[Data entries for graphics]
-------------------------

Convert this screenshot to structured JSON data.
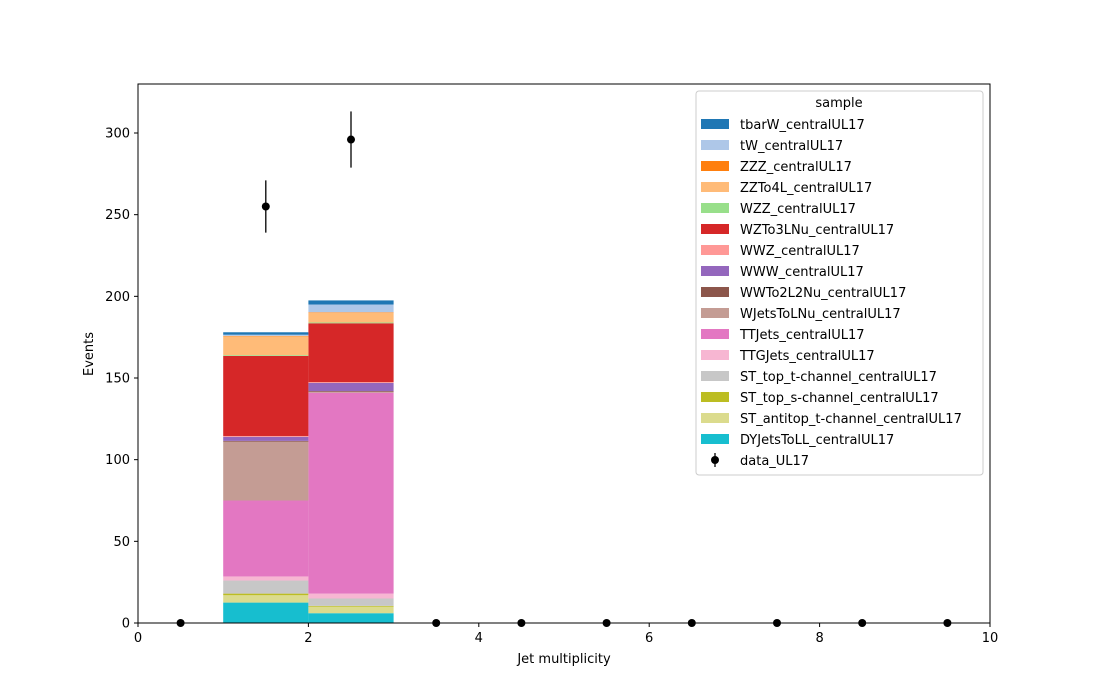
{
  "chart_data": {
    "type": "bar",
    "stacked": true,
    "xlabel": "Jet multiplicity",
    "ylabel": "Events",
    "xlim": [
      0,
      10
    ],
    "ylim": [
      0,
      330
    ],
    "xticks": [
      "0",
      "2",
      "4",
      "6",
      "8",
      "10"
    ],
    "yticks": [
      "0",
      "50",
      "100",
      "150",
      "200",
      "250",
      "300"
    ],
    "xtick_values": [
      0,
      2,
      4,
      6,
      8,
      10
    ],
    "ytick_values": [
      0,
      50,
      100,
      150,
      200,
      250,
      300
    ],
    "bin_edges": [
      0,
      1,
      2,
      3,
      4,
      5,
      6,
      7,
      8,
      9,
      10
    ],
    "legend_title": "sample",
    "legend_position": "top-right",
    "series": [
      {
        "name": "DYJetsToLL_centralUL17",
        "color": "#17becf",
        "values": [
          0,
          12.5,
          6.0,
          0,
          0,
          0,
          0,
          0,
          0,
          0
        ]
      },
      {
        "name": "ST_antitop_t-channel_centralUL17",
        "color": "#dbdb8d",
        "values": [
          0,
          4.5,
          4.0,
          0,
          0,
          0,
          0,
          0,
          0,
          0
        ]
      },
      {
        "name": "ST_top_s-channel_centralUL17",
        "color": "#bcbd22",
        "values": [
          0,
          1.0,
          0.5,
          0,
          0,
          0,
          0,
          0,
          0,
          0
        ]
      },
      {
        "name": "ST_top_t-channel_centralUL17",
        "color": "#c7c7c7",
        "values": [
          0,
          8.0,
          4.5,
          0,
          0,
          0,
          0,
          0,
          0,
          0
        ]
      },
      {
        "name": "TTGJets_centralUL17",
        "color": "#f7b6d2",
        "values": [
          0,
          2.5,
          3.0,
          0,
          0,
          0,
          0,
          0,
          0,
          0
        ]
      },
      {
        "name": "TTJets_centralUL17",
        "color": "#e377c2",
        "values": [
          0,
          46.5,
          123.0,
          0,
          0,
          0,
          0,
          0,
          0,
          0
        ]
      },
      {
        "name": "WJetsToLNu_centralUL17",
        "color": "#c49c94",
        "values": [
          0,
          36.0,
          0.5,
          0,
          0,
          0,
          0,
          0,
          0,
          0
        ]
      },
      {
        "name": "WWTo2L2Nu_centralUL17",
        "color": "#8c564b",
        "values": [
          0,
          0.5,
          0.5,
          0,
          0,
          0,
          0,
          0,
          0,
          0
        ]
      },
      {
        "name": "WWW_centralUL17",
        "color": "#9467bd",
        "values": [
          0,
          2.5,
          5.0,
          0,
          0,
          0,
          0,
          0,
          0,
          0
        ]
      },
      {
        "name": "WWZ_centralUL17",
        "color": "#ff9896",
        "values": [
          0,
          0.5,
          0.5,
          0,
          0,
          0,
          0,
          0,
          0,
          0
        ]
      },
      {
        "name": "WZTo3LNu_centralUL17",
        "color": "#d62728",
        "values": [
          0,
          49.0,
          36.0,
          0,
          0,
          0,
          0,
          0,
          0,
          0
        ]
      },
      {
        "name": "WZZ_centralUL17",
        "color": "#98df8a",
        "values": [
          0,
          0.5,
          0.5,
          0,
          0,
          0,
          0,
          0,
          0,
          0
        ]
      },
      {
        "name": "ZZTo4L_centralUL17",
        "color": "#ffbb78",
        "values": [
          0,
          11.5,
          6.0,
          0,
          0,
          0,
          0,
          0,
          0,
          0
        ]
      },
      {
        "name": "ZZZ_centralUL17",
        "color": "#ff7f0e",
        "values": [
          0,
          0.3,
          0.3,
          0,
          0,
          0,
          0,
          0,
          0,
          0
        ]
      },
      {
        "name": "tW_centralUL17",
        "color": "#aec7e8",
        "values": [
          0,
          0.7,
          4.7,
          0,
          0,
          0,
          0,
          0,
          0,
          0
        ]
      },
      {
        "name": "tbarW_centralUL17",
        "color": "#1f77b4",
        "values": [
          0,
          1.5,
          2.5,
          0,
          0,
          0,
          0,
          0,
          0,
          0
        ]
      }
    ],
    "data_points": {
      "name": "data_UL17",
      "color": "#000000",
      "x": [
        0.5,
        1.5,
        2.5,
        3.5,
        4.5,
        5.5,
        6.5,
        7.5,
        8.5,
        9.5
      ],
      "y": [
        0,
        255,
        296,
        0,
        0,
        0,
        0,
        0,
        0,
        0
      ],
      "yerr": [
        0,
        16,
        17.2,
        0,
        0,
        0,
        0,
        0,
        0,
        0
      ]
    }
  }
}
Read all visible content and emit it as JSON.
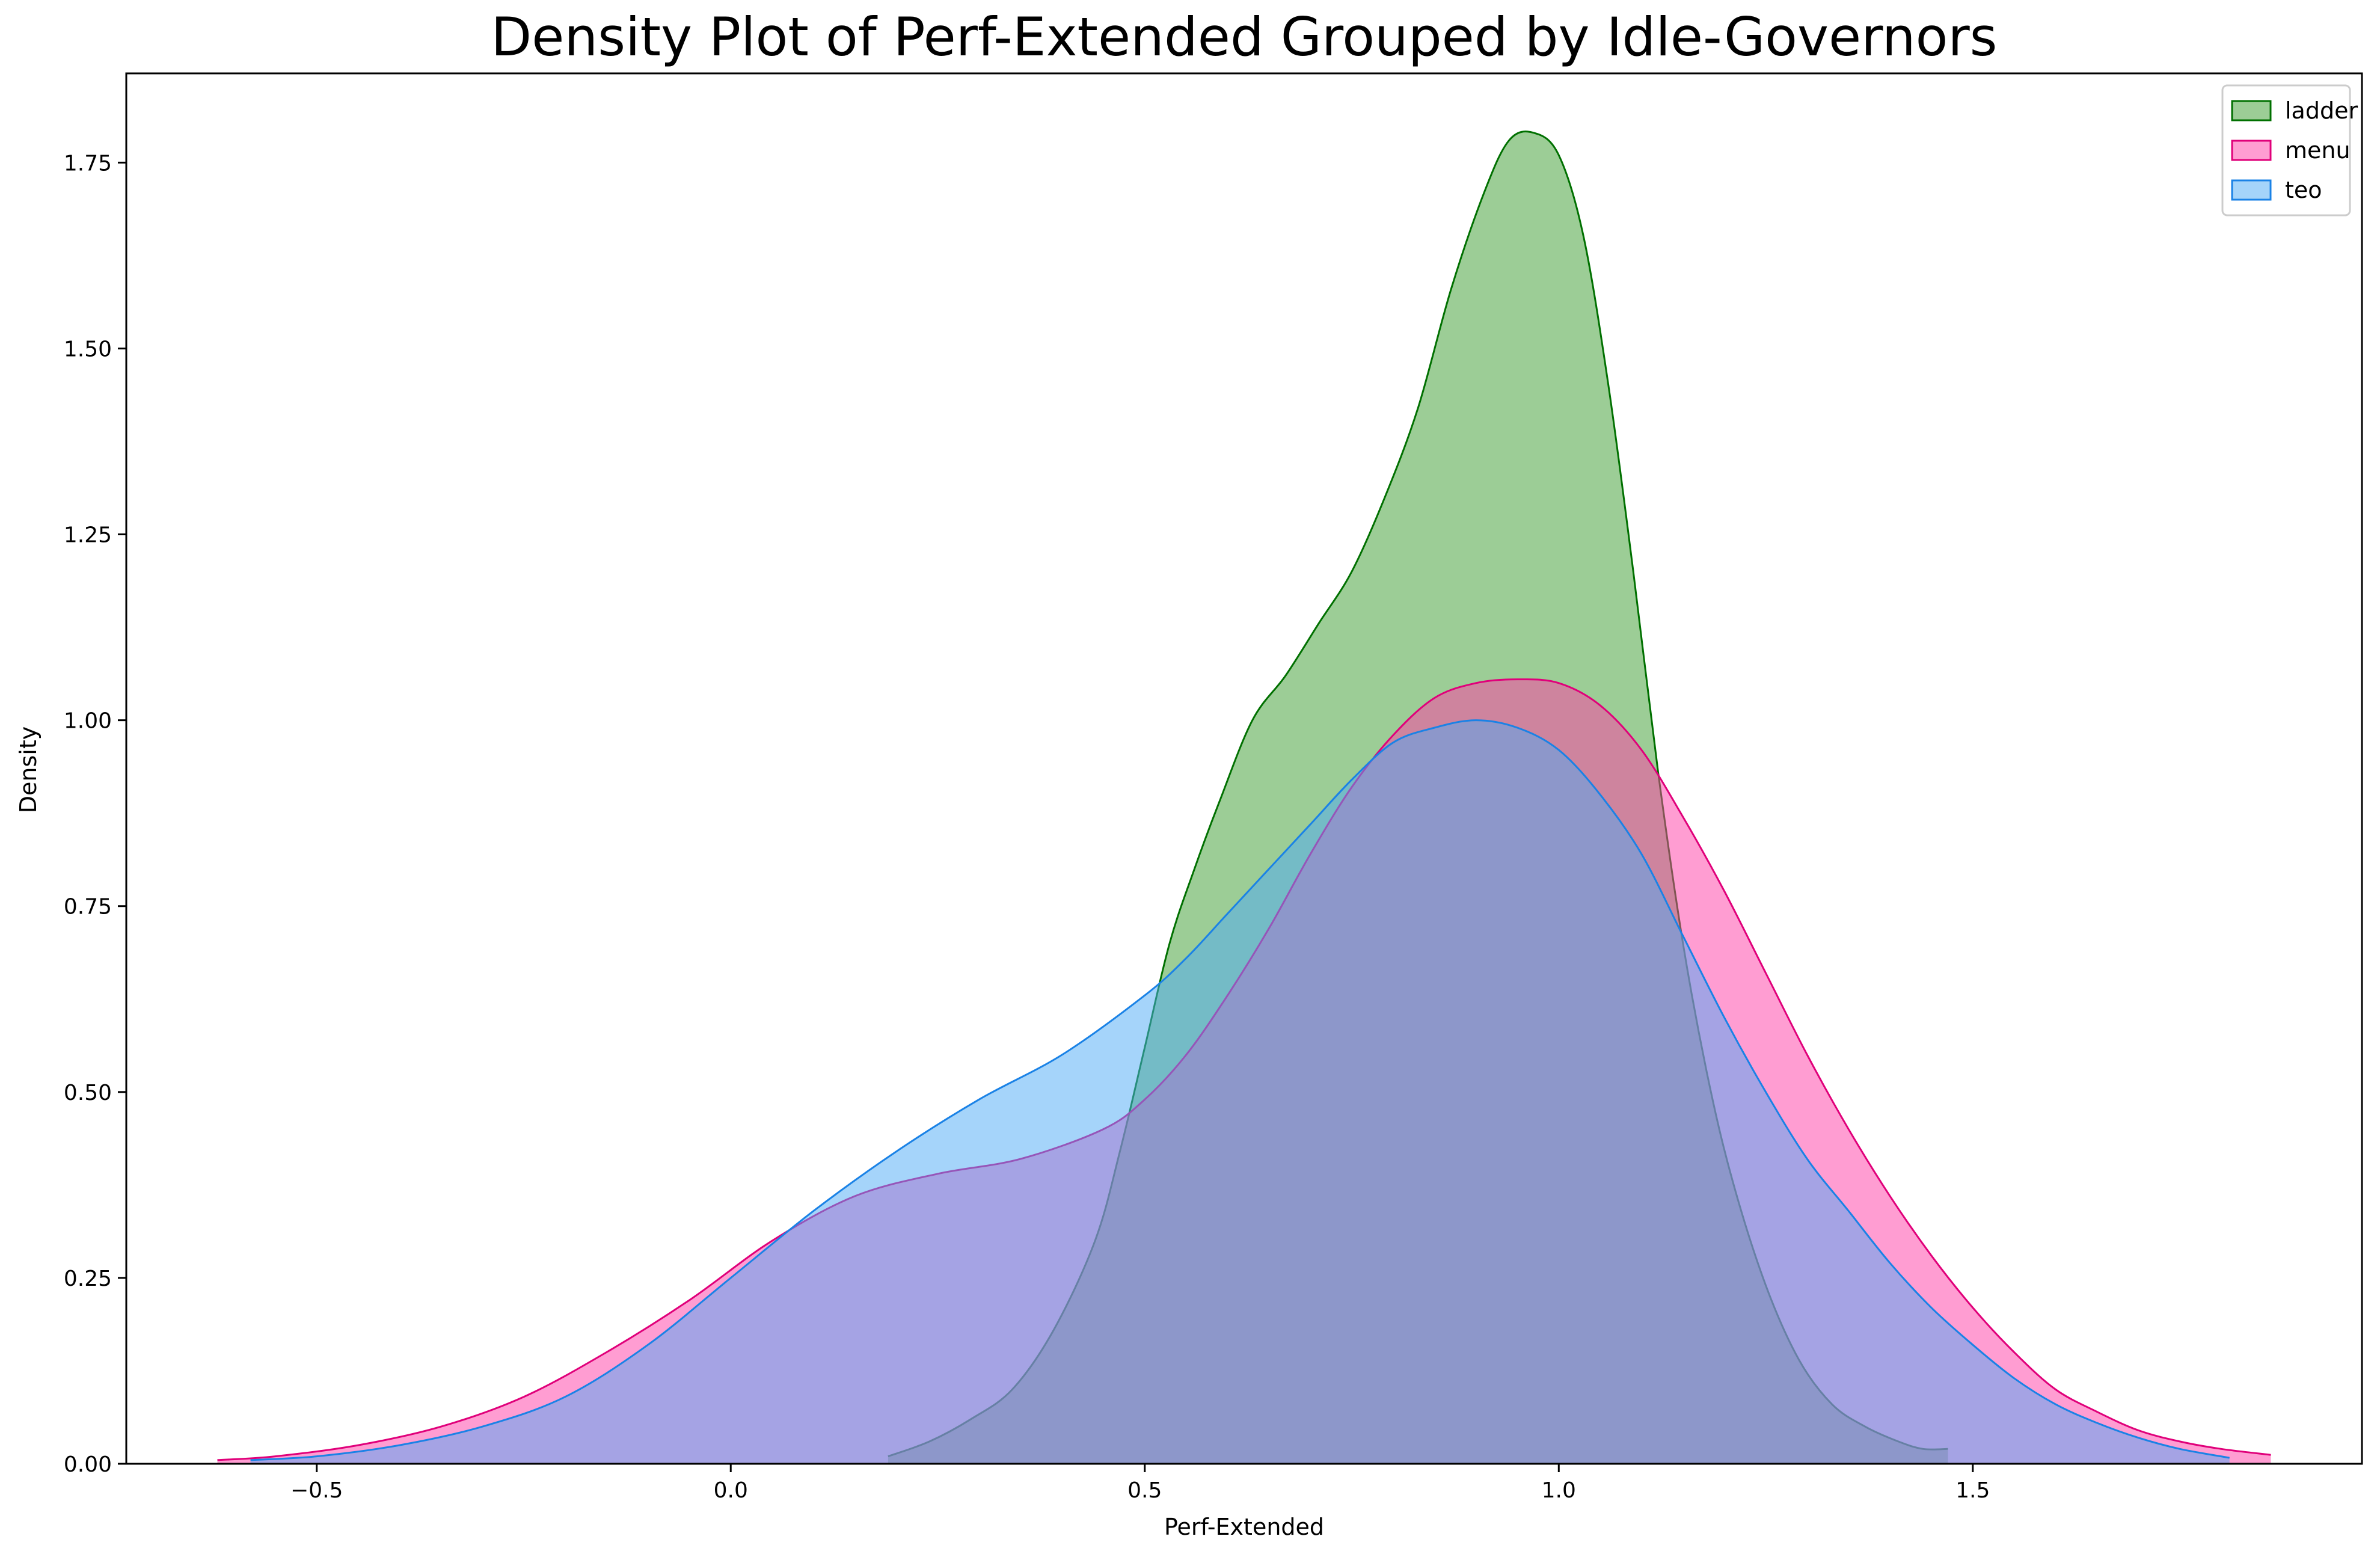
{
  "chart_data": {
    "type": "area",
    "title": "Density Plot of Perf-Extended Grouped by Idle-Governors",
    "xlabel": "Perf-Extended",
    "ylabel": "Density",
    "xlim": [
      -0.73,
      1.97
    ],
    "ylim": [
      0,
      1.87
    ],
    "xticks": [
      -0.5,
      0.0,
      0.5,
      1.0,
      1.5
    ],
    "xtick_labels": [
      "−0.5",
      "0.0",
      "0.5",
      "1.0",
      "1.5"
    ],
    "yticks": [
      0.0,
      0.25,
      0.5,
      0.75,
      1.0,
      1.25,
      1.5,
      1.75
    ],
    "ytick_labels": [
      "0.00",
      "0.25",
      "0.50",
      "0.75",
      "1.00",
      "1.25",
      "1.50",
      "1.75"
    ],
    "grid": false,
    "legend_position": "top-right",
    "series": [
      {
        "name": "ladder",
        "stroke": "#007000",
        "fill": "#3a9b2e",
        "x": [
          0.19,
          0.24,
          0.29,
          0.34,
          0.39,
          0.44,
          0.47,
          0.5,
          0.53,
          0.56,
          0.59,
          0.63,
          0.67,
          0.71,
          0.75,
          0.79,
          0.83,
          0.87,
          0.91,
          0.94,
          0.97,
          1.0,
          1.03,
          1.06,
          1.09,
          1.12,
          1.15,
          1.18,
          1.21,
          1.25,
          1.29,
          1.33,
          1.37,
          1.41,
          1.44,
          1.47
        ],
        "y": [
          0.01,
          0.03,
          0.06,
          0.1,
          0.18,
          0.3,
          0.42,
          0.56,
          0.7,
          0.8,
          0.89,
          1.0,
          1.06,
          1.13,
          1.2,
          1.3,
          1.42,
          1.58,
          1.71,
          1.78,
          1.79,
          1.76,
          1.65,
          1.45,
          1.2,
          0.93,
          0.7,
          0.52,
          0.38,
          0.24,
          0.14,
          0.08,
          0.05,
          0.03,
          0.02,
          0.02
        ]
      },
      {
        "name": "menu",
        "stroke": "#e0007a",
        "fill": "#ff3ba6",
        "x": [
          -0.62,
          -0.55,
          -0.45,
          -0.35,
          -0.25,
          -0.15,
          -0.05,
          0.05,
          0.15,
          0.25,
          0.35,
          0.45,
          0.5,
          0.55,
          0.6,
          0.65,
          0.7,
          0.75,
          0.8,
          0.85,
          0.9,
          0.95,
          1.0,
          1.05,
          1.1,
          1.15,
          1.2,
          1.25,
          1.3,
          1.35,
          1.4,
          1.45,
          1.5,
          1.55,
          1.6,
          1.65,
          1.7,
          1.75,
          1.8,
          1.86
        ],
        "y": [
          0.005,
          0.01,
          0.025,
          0.05,
          0.09,
          0.15,
          0.22,
          0.3,
          0.36,
          0.39,
          0.41,
          0.45,
          0.49,
          0.55,
          0.63,
          0.72,
          0.82,
          0.91,
          0.98,
          1.03,
          1.05,
          1.055,
          1.05,
          1.02,
          0.96,
          0.87,
          0.77,
          0.66,
          0.55,
          0.45,
          0.36,
          0.28,
          0.21,
          0.15,
          0.1,
          0.07,
          0.045,
          0.03,
          0.02,
          0.012
        ]
      },
      {
        "name": "teo",
        "stroke": "#1a82e6",
        "fill": "#4ba9f5",
        "x": [
          -0.58,
          -0.5,
          -0.4,
          -0.3,
          -0.2,
          -0.1,
          0.0,
          0.1,
          0.2,
          0.3,
          0.4,
          0.5,
          0.55,
          0.6,
          0.65,
          0.7,
          0.75,
          0.8,
          0.85,
          0.9,
          0.95,
          1.0,
          1.05,
          1.1,
          1.15,
          1.2,
          1.25,
          1.3,
          1.35,
          1.4,
          1.45,
          1.5,
          1.55,
          1.6,
          1.65,
          1.7,
          1.75,
          1.81
        ],
        "y": [
          0.005,
          0.01,
          0.025,
          0.05,
          0.09,
          0.16,
          0.25,
          0.34,
          0.42,
          0.49,
          0.55,
          0.63,
          0.68,
          0.74,
          0.8,
          0.86,
          0.92,
          0.97,
          0.99,
          1.0,
          0.99,
          0.96,
          0.9,
          0.82,
          0.71,
          0.6,
          0.5,
          0.41,
          0.34,
          0.27,
          0.21,
          0.16,
          0.115,
          0.08,
          0.055,
          0.035,
          0.02,
          0.008
        ]
      }
    ]
  }
}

-------------------------

(What this task involves) Look over the material above and show each line where "JSON" appears.

(Completed exercise)
Convert this screenshot to structured JSON data.
Read all visible content and emit it as JSON.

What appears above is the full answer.